* START Stored rows *

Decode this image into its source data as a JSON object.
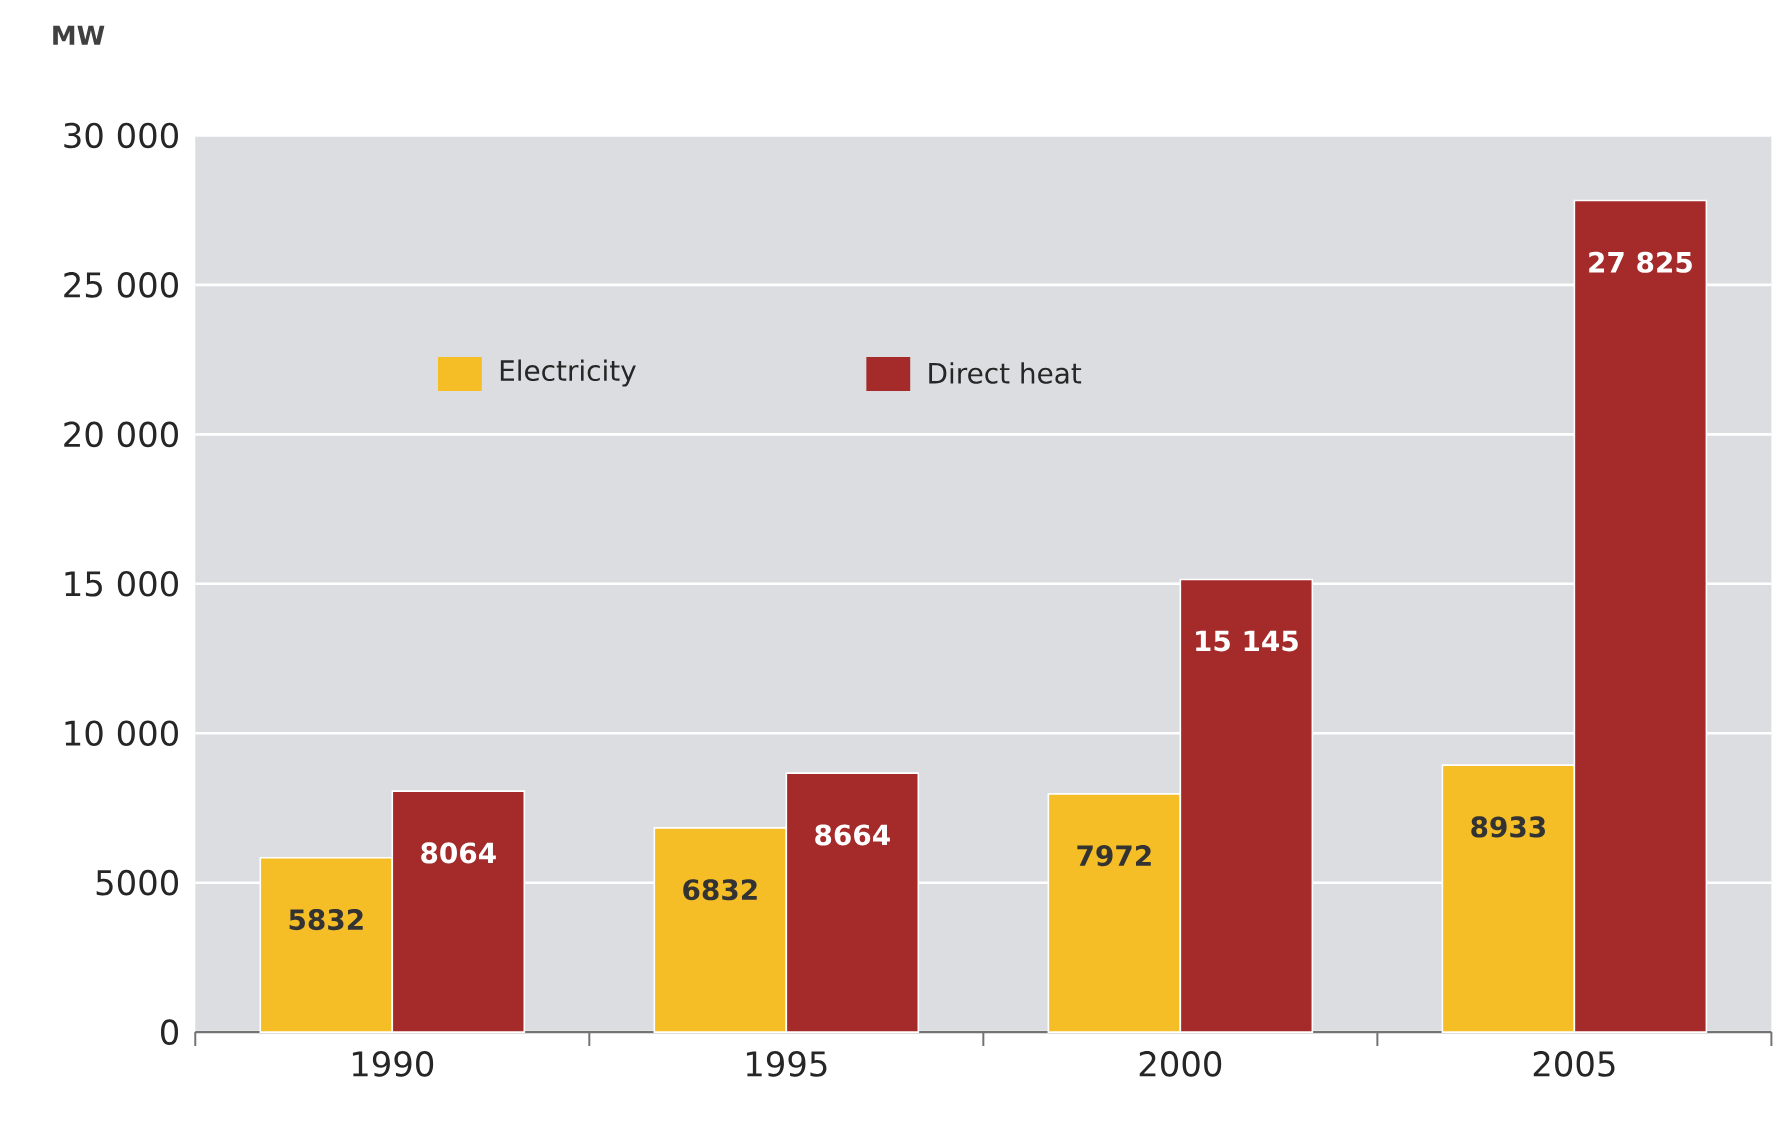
{
  "chart_data": {
    "type": "bar",
    "ylabel": "MW",
    "categories": [
      "1990",
      "1995",
      "2000",
      "2005"
    ],
    "series": [
      {
        "name": "Electricity",
        "color": "#f5be27",
        "values": [
          5832,
          6832,
          7972,
          8933
        ],
        "value_labels": [
          "5832",
          "6832",
          "7972",
          "8933"
        ]
      },
      {
        "name": "Direct heat",
        "color": "#a52a2a",
        "values": [
          8064,
          8664,
          15145,
          27825
        ],
        "value_labels": [
          "8064",
          "8664",
          "15 145",
          "27 825"
        ]
      }
    ],
    "ylim": [
      0,
      30000
    ],
    "yticks": [
      0,
      5000,
      {
        "value": 10000,
        "label": "10 000"
      },
      {
        "value": 15000,
        "label": "15 000"
      },
      {
        "value": 20000,
        "label": "20 000"
      },
      {
        "value": 25000,
        "label": "25 000"
      },
      {
        "value": 30000,
        "label": "30 000"
      }
    ],
    "grid": "y",
    "legend": "top left"
  }
}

* END Stored rows *

**Direction:**
Leave the images out and output the remaining material exactly as it stands.

**Response:**
Decode this image into its source data as a JSON object.
{
  "chart_data": {
    "type": "bar",
    "ylabel": "MW",
    "categories": [
      "1990",
      "1995",
      "2000",
      "2005"
    ],
    "series": [
      {
        "name": "Electricity",
        "color": "#f5be27",
        "values": [
          5832,
          6832,
          7972,
          8933
        ],
        "value_labels": [
          "5832",
          "6832",
          "7972",
          "8933"
        ]
      },
      {
        "name": "Direct heat",
        "color": "#a52a2a",
        "values": [
          8064,
          8664,
          15145,
          27825
        ],
        "value_labels": [
          "8064",
          "8664",
          "15 145",
          "27 825"
        ]
      }
    ],
    "ylim": [
      0,
      30000
    ],
    "yticks": [
      0,
      5000,
      {
        "value": 10000,
        "label": "10 000"
      },
      {
        "value": 15000,
        "label": "15 000"
      },
      {
        "value": 20000,
        "label": "20 000"
      },
      {
        "value": 25000,
        "label": "25 000"
      },
      {
        "value": 30000,
        "label": "30 000"
      }
    ],
    "grid": "y",
    "legend": "top left"
  }
}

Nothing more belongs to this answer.